Excerpted data -

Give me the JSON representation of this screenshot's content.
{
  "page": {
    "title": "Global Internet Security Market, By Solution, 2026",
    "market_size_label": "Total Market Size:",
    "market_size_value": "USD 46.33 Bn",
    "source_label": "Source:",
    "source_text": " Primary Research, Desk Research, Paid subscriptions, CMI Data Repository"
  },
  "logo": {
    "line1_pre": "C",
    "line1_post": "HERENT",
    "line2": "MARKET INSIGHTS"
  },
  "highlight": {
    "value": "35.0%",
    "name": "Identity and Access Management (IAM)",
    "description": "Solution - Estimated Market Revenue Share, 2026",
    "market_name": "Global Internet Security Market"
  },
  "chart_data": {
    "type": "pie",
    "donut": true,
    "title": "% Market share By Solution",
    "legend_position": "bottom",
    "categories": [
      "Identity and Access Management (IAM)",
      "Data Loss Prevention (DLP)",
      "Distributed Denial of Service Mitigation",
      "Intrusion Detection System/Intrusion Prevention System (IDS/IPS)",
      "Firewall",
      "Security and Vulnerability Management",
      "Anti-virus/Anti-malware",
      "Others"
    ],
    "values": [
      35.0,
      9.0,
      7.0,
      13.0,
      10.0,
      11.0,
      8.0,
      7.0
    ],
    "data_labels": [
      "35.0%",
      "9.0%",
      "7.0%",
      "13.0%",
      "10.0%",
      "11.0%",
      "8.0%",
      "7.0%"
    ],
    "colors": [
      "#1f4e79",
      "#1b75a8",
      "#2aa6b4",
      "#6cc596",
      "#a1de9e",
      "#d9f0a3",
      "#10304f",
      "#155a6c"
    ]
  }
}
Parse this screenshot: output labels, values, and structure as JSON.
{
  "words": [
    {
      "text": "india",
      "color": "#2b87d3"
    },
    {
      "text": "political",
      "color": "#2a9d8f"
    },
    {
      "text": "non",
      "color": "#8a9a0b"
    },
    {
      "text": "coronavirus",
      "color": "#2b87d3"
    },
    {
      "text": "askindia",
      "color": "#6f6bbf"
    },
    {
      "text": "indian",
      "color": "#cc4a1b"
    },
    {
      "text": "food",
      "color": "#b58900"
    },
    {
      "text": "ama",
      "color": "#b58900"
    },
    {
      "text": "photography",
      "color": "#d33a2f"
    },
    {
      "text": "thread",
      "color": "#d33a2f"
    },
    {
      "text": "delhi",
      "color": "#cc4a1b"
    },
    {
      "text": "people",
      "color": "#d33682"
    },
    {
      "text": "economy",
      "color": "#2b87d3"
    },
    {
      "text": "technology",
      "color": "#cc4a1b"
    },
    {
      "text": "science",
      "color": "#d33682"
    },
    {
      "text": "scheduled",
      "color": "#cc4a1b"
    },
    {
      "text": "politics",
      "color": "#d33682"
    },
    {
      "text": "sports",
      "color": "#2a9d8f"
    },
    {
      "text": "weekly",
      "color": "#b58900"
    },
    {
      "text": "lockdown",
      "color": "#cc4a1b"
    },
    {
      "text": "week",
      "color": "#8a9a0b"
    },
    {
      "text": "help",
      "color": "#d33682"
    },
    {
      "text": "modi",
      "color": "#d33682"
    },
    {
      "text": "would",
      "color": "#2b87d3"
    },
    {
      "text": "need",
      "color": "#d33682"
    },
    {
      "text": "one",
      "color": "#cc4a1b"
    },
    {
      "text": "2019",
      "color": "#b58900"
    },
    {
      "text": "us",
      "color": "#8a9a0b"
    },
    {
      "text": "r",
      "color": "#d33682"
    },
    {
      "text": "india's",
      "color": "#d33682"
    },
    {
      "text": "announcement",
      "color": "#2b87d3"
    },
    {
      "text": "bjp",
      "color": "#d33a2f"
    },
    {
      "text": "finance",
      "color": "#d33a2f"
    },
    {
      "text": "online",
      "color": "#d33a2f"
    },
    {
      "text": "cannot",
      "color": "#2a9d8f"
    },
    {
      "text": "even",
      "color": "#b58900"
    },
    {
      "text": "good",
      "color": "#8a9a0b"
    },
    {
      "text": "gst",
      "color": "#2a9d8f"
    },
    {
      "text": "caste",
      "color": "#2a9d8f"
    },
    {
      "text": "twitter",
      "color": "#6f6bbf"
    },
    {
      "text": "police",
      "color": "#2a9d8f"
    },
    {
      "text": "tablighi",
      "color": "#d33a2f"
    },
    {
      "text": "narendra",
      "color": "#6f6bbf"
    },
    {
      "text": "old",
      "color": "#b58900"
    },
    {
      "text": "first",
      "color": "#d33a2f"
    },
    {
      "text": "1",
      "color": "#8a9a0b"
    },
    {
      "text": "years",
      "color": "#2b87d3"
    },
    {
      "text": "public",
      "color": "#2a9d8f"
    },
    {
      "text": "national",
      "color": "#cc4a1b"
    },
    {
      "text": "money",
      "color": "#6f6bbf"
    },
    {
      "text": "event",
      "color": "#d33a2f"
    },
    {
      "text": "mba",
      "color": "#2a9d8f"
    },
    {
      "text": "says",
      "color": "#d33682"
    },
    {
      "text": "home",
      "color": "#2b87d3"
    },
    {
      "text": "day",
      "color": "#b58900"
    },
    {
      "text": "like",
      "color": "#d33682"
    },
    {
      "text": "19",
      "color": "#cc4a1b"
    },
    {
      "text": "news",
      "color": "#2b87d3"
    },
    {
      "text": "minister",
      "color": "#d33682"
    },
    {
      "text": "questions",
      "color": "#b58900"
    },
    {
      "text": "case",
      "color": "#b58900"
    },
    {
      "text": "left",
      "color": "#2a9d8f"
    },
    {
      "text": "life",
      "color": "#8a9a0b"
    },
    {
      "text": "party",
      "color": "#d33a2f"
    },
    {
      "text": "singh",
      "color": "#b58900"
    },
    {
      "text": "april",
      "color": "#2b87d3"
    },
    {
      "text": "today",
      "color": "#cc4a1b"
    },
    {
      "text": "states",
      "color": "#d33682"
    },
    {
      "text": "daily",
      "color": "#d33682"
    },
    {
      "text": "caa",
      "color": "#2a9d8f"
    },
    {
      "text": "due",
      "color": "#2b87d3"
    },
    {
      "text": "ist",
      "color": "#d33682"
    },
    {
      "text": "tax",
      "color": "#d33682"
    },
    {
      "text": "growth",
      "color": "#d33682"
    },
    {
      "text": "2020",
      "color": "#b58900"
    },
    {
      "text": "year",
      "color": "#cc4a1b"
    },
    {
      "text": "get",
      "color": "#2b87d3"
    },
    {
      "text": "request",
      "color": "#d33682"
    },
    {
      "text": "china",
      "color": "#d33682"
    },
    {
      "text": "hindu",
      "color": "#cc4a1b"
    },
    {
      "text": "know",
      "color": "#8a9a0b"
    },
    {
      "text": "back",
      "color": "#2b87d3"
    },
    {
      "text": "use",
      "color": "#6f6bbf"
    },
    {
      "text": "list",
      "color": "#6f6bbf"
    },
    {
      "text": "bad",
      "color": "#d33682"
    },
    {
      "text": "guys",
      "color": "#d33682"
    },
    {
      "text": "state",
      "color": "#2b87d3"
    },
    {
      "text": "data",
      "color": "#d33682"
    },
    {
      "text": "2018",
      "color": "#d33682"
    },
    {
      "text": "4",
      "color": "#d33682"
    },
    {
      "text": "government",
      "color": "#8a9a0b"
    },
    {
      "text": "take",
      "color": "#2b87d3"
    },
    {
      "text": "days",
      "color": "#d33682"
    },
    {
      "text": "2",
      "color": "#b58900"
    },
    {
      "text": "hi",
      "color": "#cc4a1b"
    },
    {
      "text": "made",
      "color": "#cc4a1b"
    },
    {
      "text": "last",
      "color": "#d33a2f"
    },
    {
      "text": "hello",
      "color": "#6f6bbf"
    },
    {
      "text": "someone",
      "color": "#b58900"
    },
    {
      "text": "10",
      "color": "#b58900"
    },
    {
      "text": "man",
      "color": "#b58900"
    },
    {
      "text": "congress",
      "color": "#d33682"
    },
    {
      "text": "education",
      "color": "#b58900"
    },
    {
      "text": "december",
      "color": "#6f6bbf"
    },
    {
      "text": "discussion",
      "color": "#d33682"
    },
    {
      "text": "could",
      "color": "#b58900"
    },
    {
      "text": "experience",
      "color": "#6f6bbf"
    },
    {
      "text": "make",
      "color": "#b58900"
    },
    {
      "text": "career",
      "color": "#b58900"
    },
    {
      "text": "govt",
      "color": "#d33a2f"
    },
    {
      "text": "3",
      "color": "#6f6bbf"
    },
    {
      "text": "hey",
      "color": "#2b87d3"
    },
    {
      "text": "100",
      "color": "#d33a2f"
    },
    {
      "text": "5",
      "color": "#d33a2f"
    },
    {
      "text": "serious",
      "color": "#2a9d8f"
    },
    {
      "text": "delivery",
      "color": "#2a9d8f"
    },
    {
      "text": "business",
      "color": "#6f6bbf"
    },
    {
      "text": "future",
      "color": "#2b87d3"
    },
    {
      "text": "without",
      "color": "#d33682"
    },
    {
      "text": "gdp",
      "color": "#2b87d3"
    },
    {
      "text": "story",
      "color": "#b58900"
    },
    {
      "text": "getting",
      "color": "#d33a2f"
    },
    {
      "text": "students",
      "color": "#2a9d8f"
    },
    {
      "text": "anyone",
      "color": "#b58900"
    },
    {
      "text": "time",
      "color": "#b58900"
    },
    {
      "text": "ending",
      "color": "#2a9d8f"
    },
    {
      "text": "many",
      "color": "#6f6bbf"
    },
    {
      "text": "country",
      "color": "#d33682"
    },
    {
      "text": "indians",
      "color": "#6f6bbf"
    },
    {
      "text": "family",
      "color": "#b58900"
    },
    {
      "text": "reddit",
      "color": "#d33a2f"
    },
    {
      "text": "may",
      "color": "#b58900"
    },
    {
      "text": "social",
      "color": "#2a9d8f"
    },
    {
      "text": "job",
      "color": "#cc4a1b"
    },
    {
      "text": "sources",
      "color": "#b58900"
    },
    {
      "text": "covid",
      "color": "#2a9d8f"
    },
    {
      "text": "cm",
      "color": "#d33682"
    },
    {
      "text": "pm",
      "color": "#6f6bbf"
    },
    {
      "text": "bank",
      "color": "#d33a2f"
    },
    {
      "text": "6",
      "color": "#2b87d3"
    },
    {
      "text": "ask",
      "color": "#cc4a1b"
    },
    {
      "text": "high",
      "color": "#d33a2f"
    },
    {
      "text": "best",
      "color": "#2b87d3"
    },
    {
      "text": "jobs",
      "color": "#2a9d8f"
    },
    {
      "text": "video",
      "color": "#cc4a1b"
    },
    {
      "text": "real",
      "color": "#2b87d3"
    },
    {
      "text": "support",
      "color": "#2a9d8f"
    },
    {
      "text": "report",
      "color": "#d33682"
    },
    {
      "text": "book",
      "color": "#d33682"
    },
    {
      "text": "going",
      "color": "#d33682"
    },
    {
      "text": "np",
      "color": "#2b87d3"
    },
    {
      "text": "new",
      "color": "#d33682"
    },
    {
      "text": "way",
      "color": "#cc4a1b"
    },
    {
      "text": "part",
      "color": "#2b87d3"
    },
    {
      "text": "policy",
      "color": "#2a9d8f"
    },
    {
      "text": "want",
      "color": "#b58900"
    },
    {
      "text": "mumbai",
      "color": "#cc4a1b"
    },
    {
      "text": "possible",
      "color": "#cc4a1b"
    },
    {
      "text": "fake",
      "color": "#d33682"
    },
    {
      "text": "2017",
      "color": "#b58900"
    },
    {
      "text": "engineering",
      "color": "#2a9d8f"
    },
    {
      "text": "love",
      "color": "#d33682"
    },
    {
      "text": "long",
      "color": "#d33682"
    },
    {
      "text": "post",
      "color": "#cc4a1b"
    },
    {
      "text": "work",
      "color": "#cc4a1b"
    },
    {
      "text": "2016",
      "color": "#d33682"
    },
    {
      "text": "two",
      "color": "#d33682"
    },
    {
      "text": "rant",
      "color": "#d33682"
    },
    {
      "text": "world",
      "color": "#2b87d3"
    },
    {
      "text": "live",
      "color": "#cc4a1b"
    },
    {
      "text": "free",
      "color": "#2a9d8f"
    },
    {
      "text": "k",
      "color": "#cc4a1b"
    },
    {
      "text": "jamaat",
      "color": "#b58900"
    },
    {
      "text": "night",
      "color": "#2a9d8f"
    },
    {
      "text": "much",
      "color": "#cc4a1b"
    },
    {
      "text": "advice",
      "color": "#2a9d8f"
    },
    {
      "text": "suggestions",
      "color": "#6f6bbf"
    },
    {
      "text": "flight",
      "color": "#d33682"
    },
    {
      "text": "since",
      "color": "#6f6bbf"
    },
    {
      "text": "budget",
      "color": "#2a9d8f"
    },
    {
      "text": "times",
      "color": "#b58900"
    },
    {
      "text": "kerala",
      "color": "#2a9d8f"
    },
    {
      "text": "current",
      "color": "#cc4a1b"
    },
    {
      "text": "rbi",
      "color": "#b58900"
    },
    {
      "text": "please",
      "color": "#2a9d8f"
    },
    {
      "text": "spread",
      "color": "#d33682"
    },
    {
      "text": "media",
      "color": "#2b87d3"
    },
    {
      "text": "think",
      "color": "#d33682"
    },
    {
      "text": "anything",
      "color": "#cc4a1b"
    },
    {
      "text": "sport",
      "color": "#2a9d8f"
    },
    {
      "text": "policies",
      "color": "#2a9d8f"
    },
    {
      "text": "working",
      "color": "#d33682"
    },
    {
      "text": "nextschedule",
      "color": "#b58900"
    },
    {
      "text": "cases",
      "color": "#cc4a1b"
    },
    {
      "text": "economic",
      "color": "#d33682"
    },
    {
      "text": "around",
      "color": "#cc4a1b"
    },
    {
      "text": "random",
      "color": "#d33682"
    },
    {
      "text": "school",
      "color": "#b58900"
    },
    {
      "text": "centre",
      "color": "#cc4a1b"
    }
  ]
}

What the task asks -
Above are the records; report each line in them that includes the word "values".

Answer to the problem -
    "values": [
Parse this screenshot: output labels, values, and structure as JSON.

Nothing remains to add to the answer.